* _GOAL OF THE EXERCISE_: Pull out all lines from the listing below in which the word "There" appears.

+ + + + + + +

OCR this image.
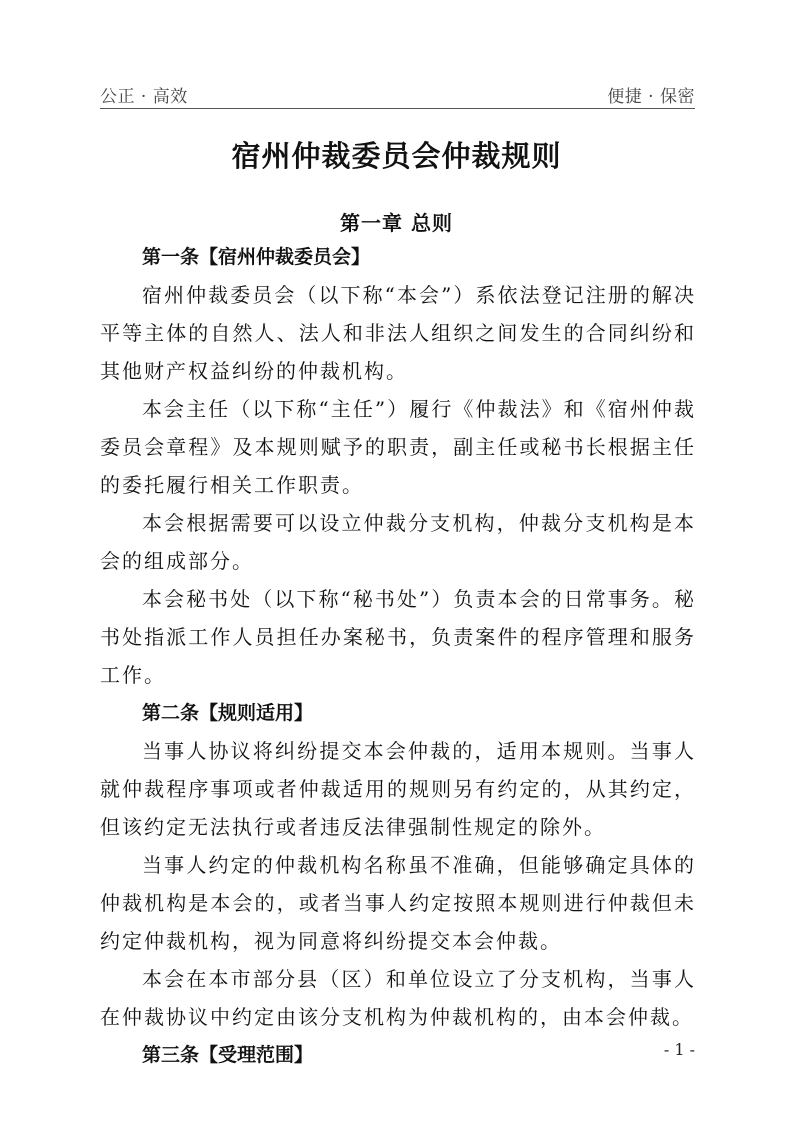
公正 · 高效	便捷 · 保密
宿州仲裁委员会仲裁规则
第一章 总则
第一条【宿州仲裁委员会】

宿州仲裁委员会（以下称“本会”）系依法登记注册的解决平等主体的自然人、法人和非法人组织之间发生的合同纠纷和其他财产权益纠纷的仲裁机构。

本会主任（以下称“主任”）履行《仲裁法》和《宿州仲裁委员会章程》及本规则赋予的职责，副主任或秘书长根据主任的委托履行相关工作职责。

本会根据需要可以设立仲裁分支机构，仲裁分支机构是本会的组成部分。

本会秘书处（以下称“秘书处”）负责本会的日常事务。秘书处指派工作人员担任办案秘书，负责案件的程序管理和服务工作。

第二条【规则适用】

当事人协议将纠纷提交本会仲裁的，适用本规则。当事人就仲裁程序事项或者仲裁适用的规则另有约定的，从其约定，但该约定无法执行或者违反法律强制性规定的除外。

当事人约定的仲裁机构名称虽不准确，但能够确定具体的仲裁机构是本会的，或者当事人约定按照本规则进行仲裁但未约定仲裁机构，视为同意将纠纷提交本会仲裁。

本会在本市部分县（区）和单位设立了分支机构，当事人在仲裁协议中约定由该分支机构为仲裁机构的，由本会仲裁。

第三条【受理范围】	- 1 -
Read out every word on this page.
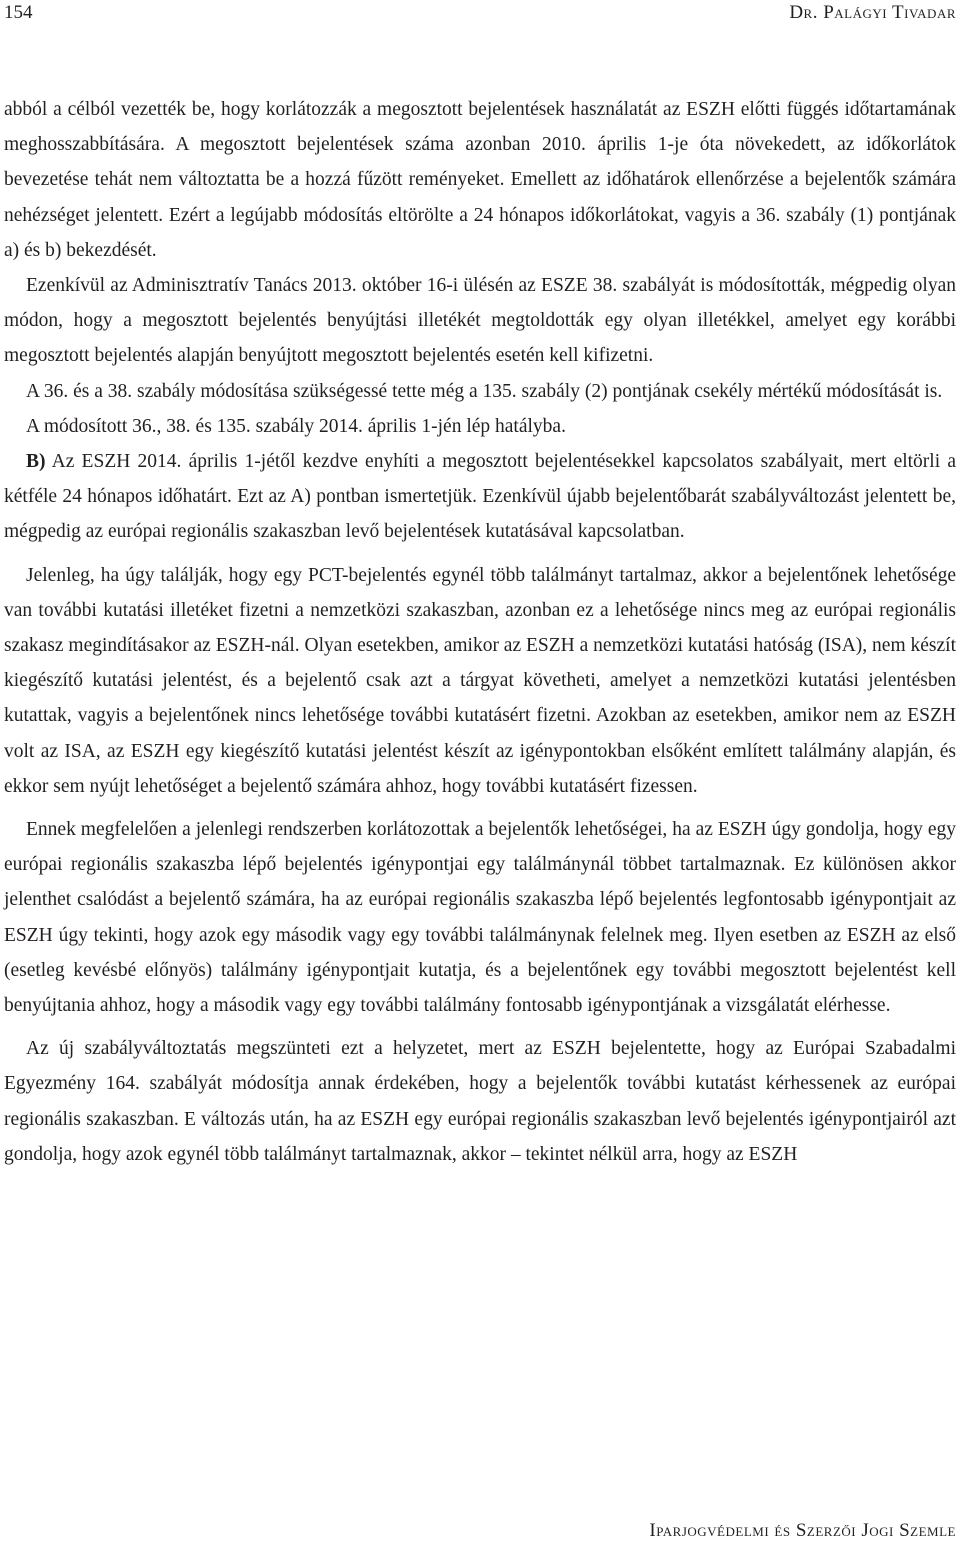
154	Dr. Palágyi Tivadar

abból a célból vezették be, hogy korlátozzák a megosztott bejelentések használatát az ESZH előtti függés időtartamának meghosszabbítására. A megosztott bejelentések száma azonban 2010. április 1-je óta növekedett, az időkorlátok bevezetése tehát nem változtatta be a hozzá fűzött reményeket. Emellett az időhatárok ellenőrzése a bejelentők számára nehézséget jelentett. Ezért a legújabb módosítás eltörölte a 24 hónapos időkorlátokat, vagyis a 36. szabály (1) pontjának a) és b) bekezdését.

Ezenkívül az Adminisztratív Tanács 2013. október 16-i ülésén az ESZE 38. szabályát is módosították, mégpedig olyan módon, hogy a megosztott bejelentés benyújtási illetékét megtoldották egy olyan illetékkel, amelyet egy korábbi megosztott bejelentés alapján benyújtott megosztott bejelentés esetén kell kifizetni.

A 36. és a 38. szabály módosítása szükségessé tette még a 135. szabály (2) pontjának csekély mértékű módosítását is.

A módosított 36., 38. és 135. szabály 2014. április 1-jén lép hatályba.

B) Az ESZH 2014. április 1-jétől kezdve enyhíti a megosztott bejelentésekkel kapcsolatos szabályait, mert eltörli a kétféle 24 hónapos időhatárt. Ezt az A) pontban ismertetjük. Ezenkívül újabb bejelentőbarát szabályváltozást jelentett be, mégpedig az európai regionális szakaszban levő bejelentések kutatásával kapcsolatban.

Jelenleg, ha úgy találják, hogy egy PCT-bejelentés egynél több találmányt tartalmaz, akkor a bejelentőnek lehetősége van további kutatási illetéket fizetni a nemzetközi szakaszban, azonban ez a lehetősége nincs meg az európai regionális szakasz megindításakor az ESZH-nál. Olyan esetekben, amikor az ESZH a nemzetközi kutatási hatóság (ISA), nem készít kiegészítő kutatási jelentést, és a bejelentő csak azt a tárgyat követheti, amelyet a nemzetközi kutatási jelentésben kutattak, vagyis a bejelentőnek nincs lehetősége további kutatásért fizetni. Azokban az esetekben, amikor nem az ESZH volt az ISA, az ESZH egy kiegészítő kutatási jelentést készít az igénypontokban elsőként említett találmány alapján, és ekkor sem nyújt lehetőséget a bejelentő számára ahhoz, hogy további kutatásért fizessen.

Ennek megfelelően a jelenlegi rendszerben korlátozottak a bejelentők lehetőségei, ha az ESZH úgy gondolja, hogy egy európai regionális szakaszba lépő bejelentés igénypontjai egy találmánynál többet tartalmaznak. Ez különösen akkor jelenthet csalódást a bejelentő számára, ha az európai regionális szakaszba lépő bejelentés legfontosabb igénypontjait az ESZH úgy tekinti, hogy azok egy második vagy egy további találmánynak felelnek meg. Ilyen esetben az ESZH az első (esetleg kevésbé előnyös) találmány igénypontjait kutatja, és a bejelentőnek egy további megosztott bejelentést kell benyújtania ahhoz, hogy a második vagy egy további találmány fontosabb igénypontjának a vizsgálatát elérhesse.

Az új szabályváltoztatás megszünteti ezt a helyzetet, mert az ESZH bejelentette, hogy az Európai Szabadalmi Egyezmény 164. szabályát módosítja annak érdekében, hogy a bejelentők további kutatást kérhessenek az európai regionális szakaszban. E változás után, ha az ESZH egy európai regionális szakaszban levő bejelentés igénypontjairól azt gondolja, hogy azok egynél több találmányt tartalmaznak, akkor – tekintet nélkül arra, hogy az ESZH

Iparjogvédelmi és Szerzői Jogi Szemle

+ + + + + + +

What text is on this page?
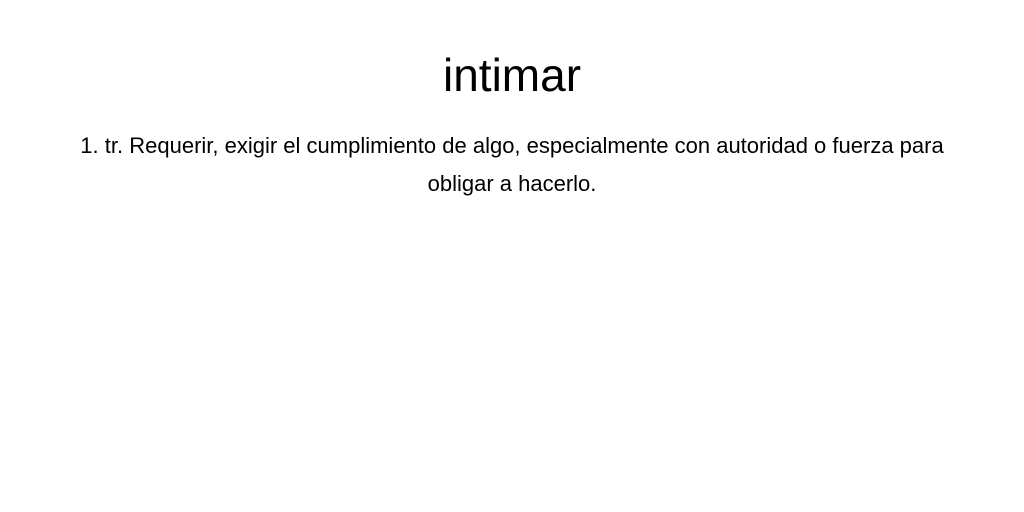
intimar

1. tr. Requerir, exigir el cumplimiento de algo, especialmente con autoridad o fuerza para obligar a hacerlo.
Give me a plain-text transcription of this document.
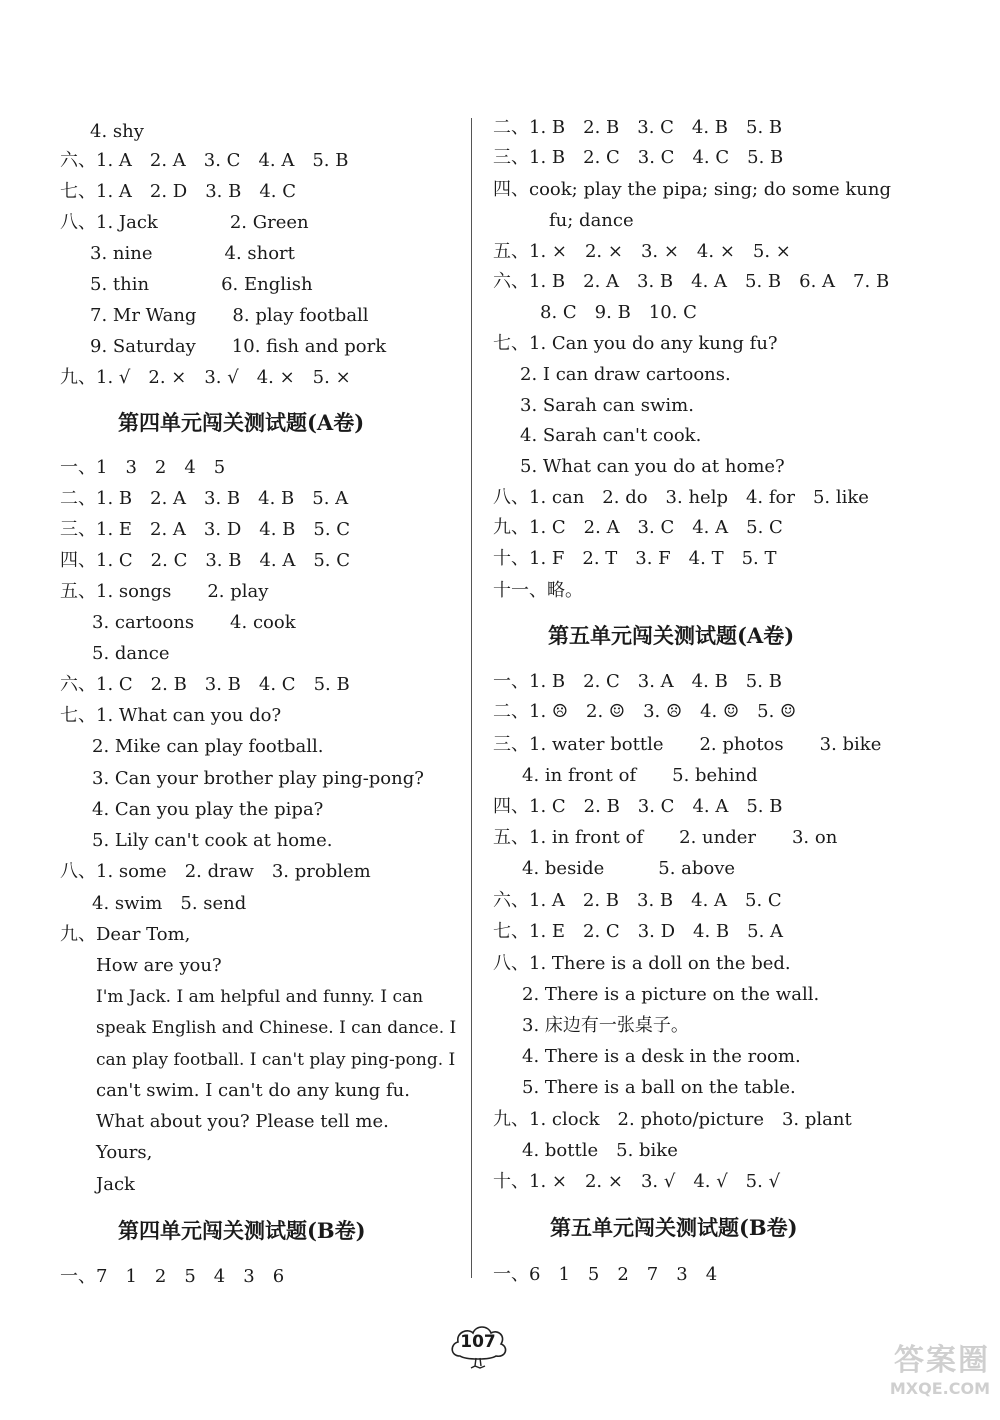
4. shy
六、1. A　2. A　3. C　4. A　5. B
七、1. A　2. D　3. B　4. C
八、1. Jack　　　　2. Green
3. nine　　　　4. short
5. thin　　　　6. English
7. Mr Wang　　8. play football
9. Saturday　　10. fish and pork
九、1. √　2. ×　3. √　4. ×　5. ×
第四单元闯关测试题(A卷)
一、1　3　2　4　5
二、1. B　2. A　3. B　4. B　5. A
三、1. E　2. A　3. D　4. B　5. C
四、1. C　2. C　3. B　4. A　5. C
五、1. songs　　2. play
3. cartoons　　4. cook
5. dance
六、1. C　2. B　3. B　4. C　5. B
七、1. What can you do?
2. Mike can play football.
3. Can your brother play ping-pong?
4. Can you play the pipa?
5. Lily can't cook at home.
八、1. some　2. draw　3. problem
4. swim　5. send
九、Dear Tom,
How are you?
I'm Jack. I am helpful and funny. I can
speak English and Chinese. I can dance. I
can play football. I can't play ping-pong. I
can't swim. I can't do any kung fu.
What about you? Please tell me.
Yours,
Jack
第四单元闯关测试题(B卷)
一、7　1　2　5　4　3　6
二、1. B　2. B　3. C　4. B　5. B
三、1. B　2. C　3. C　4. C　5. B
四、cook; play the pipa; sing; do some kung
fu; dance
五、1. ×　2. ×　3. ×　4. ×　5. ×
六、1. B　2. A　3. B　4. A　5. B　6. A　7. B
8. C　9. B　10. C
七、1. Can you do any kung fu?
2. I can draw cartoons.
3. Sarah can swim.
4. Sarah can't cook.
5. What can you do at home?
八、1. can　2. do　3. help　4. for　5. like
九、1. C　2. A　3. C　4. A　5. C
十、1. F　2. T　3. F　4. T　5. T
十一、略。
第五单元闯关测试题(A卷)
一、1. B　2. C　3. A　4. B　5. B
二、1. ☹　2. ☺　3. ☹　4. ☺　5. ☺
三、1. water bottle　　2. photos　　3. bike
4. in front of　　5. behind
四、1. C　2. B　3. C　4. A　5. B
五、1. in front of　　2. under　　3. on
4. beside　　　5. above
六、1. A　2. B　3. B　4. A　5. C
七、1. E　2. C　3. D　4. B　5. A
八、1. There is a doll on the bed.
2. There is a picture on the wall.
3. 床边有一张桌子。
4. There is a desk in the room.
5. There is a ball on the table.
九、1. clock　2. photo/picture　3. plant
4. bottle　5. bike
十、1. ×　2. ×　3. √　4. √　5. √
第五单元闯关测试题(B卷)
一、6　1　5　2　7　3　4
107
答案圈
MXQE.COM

+ + + + + + +

* _TASK ANSWER_:
八、1. There is a doll on the bed.
2. There is a picture on the wall.
4. There is a desk in the room.
5. There is a ball on the table.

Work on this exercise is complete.